What this task involves: What is needed is every line of the data that includes the word "nhiệm". Please copy each one.

Provided information:
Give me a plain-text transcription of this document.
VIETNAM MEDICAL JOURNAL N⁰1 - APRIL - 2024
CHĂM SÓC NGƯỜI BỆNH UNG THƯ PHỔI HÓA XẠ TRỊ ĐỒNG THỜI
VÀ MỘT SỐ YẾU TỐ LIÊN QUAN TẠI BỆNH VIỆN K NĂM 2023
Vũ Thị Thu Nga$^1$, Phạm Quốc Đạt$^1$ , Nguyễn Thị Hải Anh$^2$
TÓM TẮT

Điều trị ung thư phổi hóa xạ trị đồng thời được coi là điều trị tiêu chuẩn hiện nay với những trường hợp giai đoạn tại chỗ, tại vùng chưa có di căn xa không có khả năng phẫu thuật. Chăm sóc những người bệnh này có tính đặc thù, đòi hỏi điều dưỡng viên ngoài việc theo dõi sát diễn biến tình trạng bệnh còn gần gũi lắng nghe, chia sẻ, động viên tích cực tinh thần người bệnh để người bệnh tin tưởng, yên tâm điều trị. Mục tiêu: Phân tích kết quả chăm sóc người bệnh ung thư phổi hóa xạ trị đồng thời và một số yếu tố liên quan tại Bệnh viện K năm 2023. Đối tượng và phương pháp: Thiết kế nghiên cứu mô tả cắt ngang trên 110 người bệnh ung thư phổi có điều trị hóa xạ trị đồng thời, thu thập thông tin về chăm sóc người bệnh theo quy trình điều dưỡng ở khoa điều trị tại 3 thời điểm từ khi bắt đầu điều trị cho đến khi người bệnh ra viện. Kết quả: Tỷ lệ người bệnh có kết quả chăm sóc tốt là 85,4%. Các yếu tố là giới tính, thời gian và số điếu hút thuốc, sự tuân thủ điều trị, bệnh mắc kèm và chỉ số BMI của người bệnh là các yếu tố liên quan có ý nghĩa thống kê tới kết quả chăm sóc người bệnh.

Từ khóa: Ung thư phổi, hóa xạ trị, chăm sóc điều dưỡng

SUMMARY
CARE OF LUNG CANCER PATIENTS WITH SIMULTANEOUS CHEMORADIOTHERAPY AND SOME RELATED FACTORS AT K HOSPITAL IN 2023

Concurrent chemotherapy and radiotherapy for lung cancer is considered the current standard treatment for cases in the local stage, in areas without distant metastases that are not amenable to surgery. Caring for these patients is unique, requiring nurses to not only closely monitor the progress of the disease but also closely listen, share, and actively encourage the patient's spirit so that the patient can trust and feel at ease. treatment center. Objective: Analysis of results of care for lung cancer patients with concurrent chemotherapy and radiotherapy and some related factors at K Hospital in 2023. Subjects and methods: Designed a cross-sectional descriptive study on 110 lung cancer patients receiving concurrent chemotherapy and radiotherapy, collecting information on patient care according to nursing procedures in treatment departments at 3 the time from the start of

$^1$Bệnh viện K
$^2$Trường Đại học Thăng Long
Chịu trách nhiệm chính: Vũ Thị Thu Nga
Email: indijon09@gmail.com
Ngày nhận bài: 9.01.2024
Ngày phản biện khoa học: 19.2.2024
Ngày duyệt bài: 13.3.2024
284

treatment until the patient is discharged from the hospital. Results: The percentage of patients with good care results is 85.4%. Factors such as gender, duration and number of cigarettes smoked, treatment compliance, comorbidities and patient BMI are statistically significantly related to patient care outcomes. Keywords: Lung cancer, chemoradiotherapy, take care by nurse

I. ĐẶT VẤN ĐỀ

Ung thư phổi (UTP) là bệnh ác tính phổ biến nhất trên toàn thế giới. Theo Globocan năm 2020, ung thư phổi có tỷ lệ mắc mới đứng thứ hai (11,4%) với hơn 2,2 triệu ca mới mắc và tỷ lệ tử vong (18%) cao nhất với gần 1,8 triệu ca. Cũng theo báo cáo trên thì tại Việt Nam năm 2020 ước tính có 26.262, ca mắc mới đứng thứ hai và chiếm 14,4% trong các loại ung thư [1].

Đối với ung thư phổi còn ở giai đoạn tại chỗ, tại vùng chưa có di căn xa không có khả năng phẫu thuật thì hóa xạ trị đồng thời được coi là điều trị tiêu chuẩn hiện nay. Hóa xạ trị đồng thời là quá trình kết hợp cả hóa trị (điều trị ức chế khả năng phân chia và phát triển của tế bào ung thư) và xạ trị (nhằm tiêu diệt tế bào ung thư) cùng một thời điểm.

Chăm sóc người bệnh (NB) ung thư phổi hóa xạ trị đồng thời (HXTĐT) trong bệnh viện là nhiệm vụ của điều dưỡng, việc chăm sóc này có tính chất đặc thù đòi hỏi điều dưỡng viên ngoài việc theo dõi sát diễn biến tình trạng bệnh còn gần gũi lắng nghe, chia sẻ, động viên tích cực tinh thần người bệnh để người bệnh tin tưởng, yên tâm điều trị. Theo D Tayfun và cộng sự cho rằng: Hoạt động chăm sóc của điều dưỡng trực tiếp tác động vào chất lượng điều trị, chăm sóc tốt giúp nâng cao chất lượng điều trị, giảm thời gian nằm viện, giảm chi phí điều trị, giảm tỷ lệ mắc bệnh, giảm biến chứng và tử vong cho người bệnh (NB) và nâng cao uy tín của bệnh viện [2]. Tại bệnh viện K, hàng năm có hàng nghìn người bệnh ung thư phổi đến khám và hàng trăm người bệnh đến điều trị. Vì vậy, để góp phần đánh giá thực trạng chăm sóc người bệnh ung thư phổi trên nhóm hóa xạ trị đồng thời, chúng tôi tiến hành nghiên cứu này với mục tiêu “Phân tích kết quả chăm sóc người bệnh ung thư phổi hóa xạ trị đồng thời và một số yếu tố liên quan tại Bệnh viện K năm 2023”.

Task result:
Chịu trách nhiệm chính: Vũ Thị Thu Nga
Chăm sóc người bệnh (NB) ung thư phổi hóa xạ trị đồng thời (HXTĐT) trong bệnh viện là nhiệm vụ của điều dưỡng, việc chăm sóc này có tính chất đặc thù đòi hỏi điều dưỡng viên ngoài việc theo dõi sát diễn biến tình trạng bệnh còn gần gũi lắng nghe, chia sẻ, động viên tích cực tinh thần người bệnh để người bệnh tin tưởng, yên tâm điều trị. Theo D Tayfun và cộng sự cho rằng: Hoạt động chăm sóc của điều dưỡng trực tiếp tác động vào chất lượng điều trị, chăm sóc tốt giúp nâng cao chất lượng điều trị, giảm thời gian nằm viện, giảm chi phí điều trị, giảm tỷ lệ mắc bệnh, giảm biến chứng và tử vong cho người bệnh (NB) và nâng cao uy tín của bệnh viện [2]. Tại bệnh viện K, hàng năm có hàng nghìn người bệnh ung thư phổi đến khám và hàng trăm người bệnh đến điều trị. Vì vậy, để góp phần đánh giá thực trạng chăm sóc người bệnh ung thư phổi trên nhóm hóa xạ trị đồng thời, chúng tôi tiến hành nghiên cứu này với mục tiêu “Phân tích kết quả chăm sóc người bệnh ung thư phổi hóa xạ trị đồng thời và một số yếu tố liên quan tại Bệnh viện K năm 2023”.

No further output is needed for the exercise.